■ DESCRIPTION OF THE TASK: Without the pictures, set down every line of the data exactly.
━━ RECORDS FOR THIS EXERCISE ━━
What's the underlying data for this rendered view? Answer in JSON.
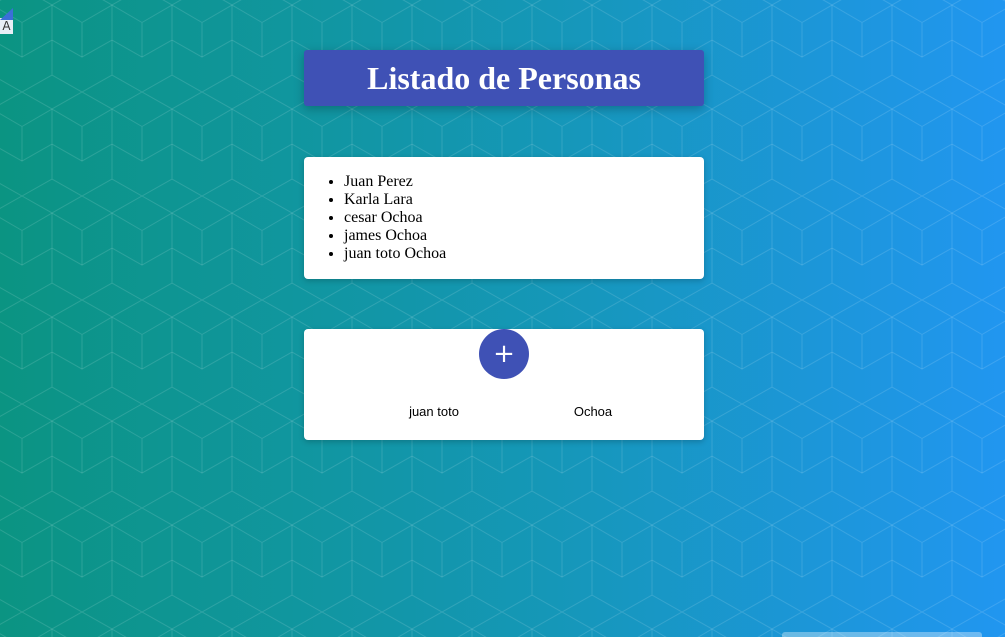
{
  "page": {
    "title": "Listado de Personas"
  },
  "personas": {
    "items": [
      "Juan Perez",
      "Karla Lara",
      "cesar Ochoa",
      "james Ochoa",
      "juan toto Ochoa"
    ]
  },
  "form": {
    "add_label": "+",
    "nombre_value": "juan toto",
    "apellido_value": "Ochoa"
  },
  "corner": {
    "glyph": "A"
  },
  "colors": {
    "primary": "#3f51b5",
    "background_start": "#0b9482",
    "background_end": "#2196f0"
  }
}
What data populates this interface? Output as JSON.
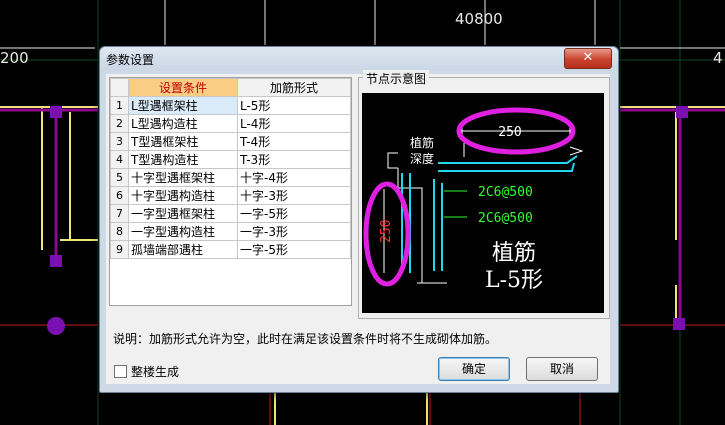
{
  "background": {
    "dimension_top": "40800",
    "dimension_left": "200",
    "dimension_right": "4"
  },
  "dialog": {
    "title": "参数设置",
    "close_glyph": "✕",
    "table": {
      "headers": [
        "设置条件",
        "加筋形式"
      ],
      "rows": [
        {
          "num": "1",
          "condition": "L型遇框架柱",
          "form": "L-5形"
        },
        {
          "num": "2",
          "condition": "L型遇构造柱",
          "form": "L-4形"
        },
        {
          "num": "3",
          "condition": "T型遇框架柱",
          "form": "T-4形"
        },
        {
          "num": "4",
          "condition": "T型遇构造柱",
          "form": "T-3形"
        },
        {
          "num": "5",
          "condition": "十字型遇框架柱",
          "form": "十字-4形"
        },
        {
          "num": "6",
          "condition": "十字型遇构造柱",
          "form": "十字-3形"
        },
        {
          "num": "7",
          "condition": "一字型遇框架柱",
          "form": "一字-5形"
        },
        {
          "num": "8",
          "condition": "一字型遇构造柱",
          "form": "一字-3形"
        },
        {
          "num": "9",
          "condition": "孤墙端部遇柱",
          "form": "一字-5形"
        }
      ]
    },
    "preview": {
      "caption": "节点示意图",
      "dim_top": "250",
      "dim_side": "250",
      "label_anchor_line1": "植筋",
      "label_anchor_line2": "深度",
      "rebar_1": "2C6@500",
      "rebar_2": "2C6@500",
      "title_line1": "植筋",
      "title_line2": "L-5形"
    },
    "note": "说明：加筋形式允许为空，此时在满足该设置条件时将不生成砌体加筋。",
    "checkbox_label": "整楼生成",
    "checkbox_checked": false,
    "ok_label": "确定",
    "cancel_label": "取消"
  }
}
━━━
■ THE RESPONSE:
What's the underlying data for this rendered view? Answer in JSON.
{
  "page": {
    "title": "Listado de Personas"
  },
  "personas": {
    "items": [
      "Juan Perez",
      "Karla Lara",
      "cesar Ochoa",
      "james Ochoa",
      "juan toto Ochoa"
    ]
  },
  "form": {
    "add_label": "+",
    "nombre_value": "juan toto",
    "apellido_value": "Ochoa"
  },
  "corner": {
    "glyph": "A"
  },
  "colors": {
    "primary": "#3f51b5",
    "background_start": "#0b9482",
    "background_end": "#2196f0"
  }
}
What data populates this interface? Output as JSON.
{
  "background": {
    "dimension_top": "40800",
    "dimension_left": "200",
    "dimension_right": "4"
  },
  "dialog": {
    "title": "参数设置",
    "close_glyph": "✕",
    "table": {
      "headers": [
        "设置条件",
        "加筋形式"
      ],
      "rows": [
        {
          "num": "1",
          "condition": "L型遇框架柱",
          "form": "L-5形"
        },
        {
          "num": "2",
          "condition": "L型遇构造柱",
          "form": "L-4形"
        },
        {
          "num": "3",
          "condition": "T型遇框架柱",
          "form": "T-4形"
        },
        {
          "num": "4",
          "condition": "T型遇构造柱",
          "form": "T-3形"
        },
        {
          "num": "5",
          "condition": "十字型遇框架柱",
          "form": "十字-4形"
        },
        {
          "num": "6",
          "condition": "十字型遇构造柱",
          "form": "十字-3形"
        },
        {
          "num": "7",
          "condition": "一字型遇框架柱",
          "form": "一字-5形"
        },
        {
          "num": "8",
          "condition": "一字型遇构造柱",
          "form": "一字-3形"
        },
        {
          "num": "9",
          "condition": "孤墙端部遇柱",
          "form": "一字-5形"
        }
      ]
    },
    "preview": {
      "caption": "节点示意图",
      "dim_top": "250",
      "dim_side": "250",
      "label_anchor_line1": "植筋",
      "label_anchor_line2": "深度",
      "rebar_1": "2C6@500",
      "rebar_2": "2C6@500",
      "title_line1": "植筋",
      "title_line2": "L-5形"
    },
    "note": "说明：加筋形式允许为空，此时在满足该设置条件时将不生成砌体加筋。",
    "checkbox_label": "整楼生成",
    "checkbox_checked": false,
    "ok_label": "确定",
    "cancel_label": "取消"
  }
}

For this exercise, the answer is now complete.